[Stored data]
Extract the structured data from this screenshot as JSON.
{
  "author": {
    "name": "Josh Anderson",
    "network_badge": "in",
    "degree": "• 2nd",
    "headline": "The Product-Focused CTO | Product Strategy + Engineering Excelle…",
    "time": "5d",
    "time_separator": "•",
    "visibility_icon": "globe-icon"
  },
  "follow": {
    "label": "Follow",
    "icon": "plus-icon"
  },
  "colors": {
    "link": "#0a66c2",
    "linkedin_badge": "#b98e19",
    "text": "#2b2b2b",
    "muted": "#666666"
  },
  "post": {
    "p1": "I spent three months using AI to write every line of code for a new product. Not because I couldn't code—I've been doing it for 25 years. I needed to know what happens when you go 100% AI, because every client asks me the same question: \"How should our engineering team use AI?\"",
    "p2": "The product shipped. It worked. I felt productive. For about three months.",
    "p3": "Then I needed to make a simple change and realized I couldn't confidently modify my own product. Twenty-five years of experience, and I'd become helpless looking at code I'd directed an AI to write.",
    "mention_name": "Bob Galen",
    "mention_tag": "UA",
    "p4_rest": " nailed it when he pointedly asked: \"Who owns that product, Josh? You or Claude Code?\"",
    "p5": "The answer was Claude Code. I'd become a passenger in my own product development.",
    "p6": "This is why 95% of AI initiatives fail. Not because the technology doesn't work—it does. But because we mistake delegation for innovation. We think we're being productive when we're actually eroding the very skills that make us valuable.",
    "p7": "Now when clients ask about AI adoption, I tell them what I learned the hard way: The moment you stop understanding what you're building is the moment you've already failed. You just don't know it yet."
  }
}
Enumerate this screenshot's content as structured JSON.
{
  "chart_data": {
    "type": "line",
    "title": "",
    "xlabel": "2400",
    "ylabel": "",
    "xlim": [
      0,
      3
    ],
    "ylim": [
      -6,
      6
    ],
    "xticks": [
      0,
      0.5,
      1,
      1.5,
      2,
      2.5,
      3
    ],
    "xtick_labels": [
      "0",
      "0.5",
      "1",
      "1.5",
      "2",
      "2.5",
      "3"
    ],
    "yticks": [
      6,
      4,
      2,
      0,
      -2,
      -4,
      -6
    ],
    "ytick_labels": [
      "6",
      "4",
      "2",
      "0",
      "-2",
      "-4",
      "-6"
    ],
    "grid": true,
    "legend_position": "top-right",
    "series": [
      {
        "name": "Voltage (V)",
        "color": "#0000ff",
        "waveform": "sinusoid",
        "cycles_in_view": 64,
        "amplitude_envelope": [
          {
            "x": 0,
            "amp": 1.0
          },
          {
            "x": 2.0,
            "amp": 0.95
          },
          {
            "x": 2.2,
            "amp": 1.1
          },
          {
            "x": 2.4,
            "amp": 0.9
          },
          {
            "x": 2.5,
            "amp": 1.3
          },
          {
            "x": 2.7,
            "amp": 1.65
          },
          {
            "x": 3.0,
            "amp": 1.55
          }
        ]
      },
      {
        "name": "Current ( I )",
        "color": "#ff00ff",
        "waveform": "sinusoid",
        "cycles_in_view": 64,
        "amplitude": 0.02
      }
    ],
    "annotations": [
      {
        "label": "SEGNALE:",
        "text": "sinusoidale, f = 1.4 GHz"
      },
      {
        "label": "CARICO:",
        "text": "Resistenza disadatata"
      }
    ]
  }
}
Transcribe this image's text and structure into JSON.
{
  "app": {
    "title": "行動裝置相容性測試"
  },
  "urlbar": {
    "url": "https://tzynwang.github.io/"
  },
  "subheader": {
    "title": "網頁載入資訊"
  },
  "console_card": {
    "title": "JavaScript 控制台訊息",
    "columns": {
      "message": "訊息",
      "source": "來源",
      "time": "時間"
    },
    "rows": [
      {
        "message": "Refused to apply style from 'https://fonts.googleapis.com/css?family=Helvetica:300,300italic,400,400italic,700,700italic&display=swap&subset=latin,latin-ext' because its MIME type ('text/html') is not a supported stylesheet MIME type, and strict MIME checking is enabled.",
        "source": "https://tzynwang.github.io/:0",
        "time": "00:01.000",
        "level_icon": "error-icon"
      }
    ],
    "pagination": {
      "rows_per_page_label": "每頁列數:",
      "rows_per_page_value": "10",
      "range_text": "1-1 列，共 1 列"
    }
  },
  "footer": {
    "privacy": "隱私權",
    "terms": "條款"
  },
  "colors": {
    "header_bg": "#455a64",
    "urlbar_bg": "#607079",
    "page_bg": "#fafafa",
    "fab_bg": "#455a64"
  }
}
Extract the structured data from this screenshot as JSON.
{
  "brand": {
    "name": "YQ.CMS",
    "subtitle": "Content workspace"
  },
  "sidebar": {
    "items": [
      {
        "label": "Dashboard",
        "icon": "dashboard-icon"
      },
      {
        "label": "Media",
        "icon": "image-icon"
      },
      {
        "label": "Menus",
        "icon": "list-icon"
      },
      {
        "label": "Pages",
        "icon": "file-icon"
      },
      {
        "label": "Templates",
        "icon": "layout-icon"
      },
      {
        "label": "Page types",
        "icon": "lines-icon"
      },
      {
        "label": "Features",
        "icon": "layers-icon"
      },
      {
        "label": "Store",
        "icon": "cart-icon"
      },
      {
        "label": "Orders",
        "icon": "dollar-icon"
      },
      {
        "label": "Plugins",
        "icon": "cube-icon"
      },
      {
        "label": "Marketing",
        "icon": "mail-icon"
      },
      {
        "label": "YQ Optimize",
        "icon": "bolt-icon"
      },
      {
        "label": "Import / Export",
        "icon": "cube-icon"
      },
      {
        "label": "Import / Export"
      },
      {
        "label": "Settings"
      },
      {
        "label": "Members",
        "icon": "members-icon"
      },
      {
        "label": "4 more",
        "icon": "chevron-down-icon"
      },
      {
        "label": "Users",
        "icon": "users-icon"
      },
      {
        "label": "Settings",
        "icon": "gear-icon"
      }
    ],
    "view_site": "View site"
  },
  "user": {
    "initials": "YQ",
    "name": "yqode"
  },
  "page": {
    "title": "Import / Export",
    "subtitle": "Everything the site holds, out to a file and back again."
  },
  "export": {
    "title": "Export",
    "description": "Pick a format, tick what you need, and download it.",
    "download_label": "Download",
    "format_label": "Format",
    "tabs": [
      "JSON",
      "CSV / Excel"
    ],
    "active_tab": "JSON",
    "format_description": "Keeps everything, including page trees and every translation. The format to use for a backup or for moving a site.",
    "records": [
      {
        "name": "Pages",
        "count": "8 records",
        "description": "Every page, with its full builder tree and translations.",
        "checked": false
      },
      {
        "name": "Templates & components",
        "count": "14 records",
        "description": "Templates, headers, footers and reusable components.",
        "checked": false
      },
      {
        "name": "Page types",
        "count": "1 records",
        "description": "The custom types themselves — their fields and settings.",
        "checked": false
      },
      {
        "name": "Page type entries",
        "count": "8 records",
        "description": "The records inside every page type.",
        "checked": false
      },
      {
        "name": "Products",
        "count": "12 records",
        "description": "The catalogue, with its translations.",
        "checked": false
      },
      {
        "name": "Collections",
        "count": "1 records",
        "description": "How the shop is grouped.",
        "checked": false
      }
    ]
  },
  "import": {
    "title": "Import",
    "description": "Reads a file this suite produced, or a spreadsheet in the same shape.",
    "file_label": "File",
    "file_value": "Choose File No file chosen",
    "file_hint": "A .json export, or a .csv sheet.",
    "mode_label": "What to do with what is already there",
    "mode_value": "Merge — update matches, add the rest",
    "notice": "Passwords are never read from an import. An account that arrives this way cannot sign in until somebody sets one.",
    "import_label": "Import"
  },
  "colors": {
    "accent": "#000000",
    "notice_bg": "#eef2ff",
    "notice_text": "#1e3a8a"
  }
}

To be done -> Pick out each line containing the string "make" and copy it.

Solution to the exercise ->
    "p3": "Then I needed to make a simple change and realized I couldn't confidently modify my own product. Twenty-five years of experience, and I'd become helpless looking at code I'd directed an AI to write.",
    "p6": "This is why 95% of AI initiatives fail. Not because the technology doesn't work—it does. But because we mistake delegation for innovation. We think we're being productive when we're actually eroding the very skills that make us valuable.",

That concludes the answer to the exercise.